[PROBLEM TO SOLVE]:
Select every line below containing the word "find".

··· INFORMATION PROVIDED ···

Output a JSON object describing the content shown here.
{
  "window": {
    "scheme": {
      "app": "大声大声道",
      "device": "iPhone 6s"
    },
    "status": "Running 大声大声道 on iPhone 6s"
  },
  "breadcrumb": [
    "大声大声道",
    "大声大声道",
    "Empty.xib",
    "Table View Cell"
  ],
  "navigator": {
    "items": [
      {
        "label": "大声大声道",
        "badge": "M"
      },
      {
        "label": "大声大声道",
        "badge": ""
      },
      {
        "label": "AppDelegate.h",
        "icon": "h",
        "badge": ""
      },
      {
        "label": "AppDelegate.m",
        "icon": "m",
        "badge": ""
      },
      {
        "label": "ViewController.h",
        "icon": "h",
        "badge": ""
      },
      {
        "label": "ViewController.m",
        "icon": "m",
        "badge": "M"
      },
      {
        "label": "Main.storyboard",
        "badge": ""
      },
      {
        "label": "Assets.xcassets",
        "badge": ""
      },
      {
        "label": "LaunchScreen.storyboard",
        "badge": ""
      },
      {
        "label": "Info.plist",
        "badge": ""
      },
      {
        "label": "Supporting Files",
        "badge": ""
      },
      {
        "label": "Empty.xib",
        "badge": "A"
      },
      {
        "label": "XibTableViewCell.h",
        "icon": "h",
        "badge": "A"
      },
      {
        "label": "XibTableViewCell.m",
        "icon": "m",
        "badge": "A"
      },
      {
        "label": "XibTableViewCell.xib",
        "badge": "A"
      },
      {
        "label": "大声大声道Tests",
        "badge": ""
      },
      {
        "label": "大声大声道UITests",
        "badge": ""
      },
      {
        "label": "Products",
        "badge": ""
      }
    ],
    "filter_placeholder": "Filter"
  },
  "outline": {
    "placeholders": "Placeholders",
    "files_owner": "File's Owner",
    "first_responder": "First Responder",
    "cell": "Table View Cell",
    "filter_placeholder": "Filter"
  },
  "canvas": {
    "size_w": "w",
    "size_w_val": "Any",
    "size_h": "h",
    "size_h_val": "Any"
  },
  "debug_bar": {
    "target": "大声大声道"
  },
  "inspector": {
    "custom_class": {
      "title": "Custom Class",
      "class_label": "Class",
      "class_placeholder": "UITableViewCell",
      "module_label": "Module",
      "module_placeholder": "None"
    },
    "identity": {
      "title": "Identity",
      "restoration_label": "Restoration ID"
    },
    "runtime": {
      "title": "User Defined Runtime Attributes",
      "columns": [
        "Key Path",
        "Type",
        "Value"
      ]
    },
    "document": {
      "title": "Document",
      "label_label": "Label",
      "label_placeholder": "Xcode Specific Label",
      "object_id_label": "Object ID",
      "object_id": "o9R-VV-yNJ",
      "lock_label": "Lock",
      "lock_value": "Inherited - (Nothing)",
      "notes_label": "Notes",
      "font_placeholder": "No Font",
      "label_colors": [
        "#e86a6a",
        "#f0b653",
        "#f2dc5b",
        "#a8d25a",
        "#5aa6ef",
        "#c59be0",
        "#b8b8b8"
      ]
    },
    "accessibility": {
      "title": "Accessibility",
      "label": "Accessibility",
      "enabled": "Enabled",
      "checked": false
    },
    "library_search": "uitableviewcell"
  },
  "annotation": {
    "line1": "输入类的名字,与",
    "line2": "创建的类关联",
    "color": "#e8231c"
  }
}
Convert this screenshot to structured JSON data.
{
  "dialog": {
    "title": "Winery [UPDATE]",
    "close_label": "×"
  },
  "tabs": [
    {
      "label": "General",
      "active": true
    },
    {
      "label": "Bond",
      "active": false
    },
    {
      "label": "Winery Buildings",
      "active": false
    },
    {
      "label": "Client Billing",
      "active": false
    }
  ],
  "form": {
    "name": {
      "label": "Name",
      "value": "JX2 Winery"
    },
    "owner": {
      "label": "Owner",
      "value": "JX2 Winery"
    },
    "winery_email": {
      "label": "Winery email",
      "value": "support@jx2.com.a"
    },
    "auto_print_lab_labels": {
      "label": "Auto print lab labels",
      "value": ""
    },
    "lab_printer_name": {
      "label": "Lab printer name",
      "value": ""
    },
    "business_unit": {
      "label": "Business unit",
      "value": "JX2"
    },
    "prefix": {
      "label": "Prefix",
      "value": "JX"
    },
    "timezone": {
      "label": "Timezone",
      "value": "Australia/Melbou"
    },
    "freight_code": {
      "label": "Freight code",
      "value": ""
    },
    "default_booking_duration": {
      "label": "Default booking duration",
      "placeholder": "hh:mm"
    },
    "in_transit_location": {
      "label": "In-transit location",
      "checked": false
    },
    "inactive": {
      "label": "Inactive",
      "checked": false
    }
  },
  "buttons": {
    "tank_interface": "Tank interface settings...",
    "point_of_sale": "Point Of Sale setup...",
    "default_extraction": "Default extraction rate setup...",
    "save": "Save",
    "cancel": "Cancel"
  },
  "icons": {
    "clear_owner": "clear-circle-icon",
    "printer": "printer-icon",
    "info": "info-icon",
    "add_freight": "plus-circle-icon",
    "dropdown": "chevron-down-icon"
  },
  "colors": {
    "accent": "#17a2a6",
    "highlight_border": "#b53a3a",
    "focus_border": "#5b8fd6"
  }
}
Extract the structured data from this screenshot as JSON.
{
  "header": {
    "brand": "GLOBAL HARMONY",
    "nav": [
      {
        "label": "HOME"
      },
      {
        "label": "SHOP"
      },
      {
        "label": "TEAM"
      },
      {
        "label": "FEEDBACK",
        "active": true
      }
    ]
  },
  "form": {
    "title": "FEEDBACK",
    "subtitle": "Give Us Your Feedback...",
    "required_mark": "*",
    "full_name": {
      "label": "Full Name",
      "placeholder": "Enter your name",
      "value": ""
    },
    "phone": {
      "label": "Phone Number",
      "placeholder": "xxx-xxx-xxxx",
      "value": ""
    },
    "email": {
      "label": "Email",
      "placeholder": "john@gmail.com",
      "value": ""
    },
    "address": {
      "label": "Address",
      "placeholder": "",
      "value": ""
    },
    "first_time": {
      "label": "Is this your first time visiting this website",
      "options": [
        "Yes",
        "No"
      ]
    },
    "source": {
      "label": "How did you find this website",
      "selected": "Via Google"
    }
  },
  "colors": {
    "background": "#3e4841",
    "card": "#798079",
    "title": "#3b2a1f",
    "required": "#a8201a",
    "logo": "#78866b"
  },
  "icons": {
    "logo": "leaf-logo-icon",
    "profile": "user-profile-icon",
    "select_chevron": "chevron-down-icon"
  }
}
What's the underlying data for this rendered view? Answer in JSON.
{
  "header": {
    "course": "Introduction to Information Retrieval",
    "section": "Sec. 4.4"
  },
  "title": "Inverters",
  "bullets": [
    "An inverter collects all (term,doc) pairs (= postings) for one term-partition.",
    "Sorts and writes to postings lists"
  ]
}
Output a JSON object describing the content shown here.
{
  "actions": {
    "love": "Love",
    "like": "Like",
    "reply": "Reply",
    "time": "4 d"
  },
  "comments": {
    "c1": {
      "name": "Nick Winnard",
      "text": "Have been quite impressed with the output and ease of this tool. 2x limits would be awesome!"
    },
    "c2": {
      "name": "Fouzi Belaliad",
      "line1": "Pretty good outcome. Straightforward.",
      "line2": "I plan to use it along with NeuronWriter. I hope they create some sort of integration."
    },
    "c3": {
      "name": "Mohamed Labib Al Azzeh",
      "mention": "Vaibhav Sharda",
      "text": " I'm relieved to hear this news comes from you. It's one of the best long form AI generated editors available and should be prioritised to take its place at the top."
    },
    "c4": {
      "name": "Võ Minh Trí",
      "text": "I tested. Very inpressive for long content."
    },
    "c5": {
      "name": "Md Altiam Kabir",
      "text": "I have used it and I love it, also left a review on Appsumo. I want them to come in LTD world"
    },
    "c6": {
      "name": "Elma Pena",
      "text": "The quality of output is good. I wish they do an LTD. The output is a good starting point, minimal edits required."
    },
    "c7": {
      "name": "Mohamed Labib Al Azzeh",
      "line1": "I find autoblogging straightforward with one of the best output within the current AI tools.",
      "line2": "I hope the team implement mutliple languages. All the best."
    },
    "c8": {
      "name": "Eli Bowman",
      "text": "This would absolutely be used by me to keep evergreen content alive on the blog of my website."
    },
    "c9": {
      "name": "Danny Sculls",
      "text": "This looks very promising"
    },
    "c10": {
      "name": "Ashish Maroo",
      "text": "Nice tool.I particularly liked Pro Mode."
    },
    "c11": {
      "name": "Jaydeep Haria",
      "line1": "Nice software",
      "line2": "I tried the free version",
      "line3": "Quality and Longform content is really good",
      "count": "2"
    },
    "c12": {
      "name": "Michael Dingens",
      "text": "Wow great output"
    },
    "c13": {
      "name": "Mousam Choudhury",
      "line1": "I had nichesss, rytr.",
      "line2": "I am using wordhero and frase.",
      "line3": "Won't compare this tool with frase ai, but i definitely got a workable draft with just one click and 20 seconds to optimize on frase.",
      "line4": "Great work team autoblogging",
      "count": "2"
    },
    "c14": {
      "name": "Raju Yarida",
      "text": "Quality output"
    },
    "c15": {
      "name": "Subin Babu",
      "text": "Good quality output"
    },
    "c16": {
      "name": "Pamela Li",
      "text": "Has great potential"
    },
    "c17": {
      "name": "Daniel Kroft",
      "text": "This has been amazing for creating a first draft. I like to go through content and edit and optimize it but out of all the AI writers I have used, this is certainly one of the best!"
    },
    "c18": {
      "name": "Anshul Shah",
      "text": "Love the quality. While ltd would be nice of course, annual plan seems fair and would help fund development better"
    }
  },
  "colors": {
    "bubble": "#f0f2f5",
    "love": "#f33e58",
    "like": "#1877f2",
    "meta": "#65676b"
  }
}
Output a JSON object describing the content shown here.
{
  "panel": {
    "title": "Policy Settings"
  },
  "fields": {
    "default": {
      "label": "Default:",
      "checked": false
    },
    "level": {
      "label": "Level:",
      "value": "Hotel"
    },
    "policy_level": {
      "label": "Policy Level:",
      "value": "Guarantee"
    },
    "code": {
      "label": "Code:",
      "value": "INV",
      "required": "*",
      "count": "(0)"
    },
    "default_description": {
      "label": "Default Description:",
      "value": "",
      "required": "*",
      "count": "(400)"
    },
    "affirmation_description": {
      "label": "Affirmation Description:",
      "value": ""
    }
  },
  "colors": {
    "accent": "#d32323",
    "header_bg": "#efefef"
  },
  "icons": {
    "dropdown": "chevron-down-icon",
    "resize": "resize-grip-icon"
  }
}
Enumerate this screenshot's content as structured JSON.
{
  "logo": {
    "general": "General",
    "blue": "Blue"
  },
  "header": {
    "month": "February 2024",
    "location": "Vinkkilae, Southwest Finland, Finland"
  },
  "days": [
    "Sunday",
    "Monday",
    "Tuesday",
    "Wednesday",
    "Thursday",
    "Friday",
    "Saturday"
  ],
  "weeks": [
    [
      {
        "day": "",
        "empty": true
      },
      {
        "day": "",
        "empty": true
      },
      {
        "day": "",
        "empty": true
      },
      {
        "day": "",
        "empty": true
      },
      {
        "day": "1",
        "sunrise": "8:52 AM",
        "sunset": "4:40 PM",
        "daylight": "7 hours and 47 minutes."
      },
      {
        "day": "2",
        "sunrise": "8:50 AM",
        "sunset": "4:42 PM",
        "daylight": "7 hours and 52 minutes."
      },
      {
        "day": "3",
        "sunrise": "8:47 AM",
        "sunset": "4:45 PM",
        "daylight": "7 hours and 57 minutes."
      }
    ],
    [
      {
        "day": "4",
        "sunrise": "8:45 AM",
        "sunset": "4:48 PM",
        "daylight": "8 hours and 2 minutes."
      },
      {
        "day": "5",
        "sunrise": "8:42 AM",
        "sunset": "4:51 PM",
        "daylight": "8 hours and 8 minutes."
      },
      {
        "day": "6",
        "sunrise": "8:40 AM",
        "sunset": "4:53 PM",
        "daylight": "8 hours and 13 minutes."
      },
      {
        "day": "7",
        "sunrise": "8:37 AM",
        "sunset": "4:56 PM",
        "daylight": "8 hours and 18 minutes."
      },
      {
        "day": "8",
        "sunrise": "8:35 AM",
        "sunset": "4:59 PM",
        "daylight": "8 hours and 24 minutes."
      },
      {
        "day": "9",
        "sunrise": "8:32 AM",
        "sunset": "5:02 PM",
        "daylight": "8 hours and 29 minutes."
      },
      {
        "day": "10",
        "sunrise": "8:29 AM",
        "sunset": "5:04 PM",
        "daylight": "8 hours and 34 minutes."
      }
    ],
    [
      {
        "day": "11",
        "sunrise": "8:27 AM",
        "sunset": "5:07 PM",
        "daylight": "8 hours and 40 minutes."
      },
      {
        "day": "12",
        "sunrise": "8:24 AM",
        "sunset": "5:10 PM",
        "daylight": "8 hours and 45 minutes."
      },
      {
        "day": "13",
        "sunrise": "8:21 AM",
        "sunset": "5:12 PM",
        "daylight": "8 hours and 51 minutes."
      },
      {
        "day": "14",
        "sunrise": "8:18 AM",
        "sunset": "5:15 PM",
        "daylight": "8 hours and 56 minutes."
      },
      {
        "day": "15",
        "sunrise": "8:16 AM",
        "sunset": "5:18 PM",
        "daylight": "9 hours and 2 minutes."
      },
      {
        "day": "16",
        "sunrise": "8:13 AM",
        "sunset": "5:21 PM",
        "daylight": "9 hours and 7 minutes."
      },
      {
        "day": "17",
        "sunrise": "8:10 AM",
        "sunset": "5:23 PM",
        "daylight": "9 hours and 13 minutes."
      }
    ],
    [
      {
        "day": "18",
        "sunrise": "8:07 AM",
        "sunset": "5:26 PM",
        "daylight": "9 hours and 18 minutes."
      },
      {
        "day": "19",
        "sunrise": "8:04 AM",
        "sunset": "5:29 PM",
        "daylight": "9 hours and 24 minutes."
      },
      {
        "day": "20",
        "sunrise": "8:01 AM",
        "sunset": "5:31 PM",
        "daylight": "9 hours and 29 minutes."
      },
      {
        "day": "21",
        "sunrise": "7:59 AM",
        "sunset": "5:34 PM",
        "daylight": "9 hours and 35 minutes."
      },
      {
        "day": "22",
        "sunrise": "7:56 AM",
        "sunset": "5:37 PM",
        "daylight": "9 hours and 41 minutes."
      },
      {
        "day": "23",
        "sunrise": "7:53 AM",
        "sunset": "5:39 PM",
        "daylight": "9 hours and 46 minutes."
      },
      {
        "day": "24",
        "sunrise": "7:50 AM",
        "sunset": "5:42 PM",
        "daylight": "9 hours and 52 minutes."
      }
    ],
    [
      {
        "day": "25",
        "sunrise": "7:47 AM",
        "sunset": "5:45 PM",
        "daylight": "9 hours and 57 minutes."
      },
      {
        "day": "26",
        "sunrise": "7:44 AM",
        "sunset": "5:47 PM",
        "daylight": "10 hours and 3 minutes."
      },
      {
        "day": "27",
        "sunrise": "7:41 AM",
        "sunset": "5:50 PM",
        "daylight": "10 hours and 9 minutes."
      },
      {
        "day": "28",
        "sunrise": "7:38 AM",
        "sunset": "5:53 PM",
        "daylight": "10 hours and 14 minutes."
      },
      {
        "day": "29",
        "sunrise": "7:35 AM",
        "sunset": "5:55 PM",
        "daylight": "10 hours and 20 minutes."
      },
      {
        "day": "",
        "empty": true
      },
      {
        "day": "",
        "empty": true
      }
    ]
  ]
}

···

[TASK OUTPUT]:
      "label": "How did you find this website",
      "line1": "I find autoblogging straightforward with one of the best output within the current AI tools.",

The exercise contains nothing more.